Wherever the string "this" appears, copy the whole line.

——

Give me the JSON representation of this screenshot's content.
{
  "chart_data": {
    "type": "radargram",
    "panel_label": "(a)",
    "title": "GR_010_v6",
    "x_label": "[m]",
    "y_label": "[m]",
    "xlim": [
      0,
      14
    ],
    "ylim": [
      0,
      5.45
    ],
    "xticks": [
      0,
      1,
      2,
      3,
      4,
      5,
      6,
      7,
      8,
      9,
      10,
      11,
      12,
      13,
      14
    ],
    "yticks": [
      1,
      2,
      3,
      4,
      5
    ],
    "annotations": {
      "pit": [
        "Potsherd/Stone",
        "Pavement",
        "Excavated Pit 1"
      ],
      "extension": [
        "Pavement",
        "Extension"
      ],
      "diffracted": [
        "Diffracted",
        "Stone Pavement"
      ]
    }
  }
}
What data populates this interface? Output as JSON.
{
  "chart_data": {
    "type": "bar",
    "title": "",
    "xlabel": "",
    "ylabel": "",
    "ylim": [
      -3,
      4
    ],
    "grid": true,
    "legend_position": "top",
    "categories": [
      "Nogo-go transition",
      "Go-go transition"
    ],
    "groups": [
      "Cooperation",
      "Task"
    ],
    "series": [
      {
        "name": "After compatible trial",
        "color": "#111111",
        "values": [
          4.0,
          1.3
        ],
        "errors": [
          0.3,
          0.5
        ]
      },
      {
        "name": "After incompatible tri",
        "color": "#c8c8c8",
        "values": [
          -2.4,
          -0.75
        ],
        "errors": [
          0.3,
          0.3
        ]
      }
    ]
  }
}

——

→ SOLVED EXERCISE:
Give me the JSON representation of this screenshot's content.
What data populates this interface? Output as JSON.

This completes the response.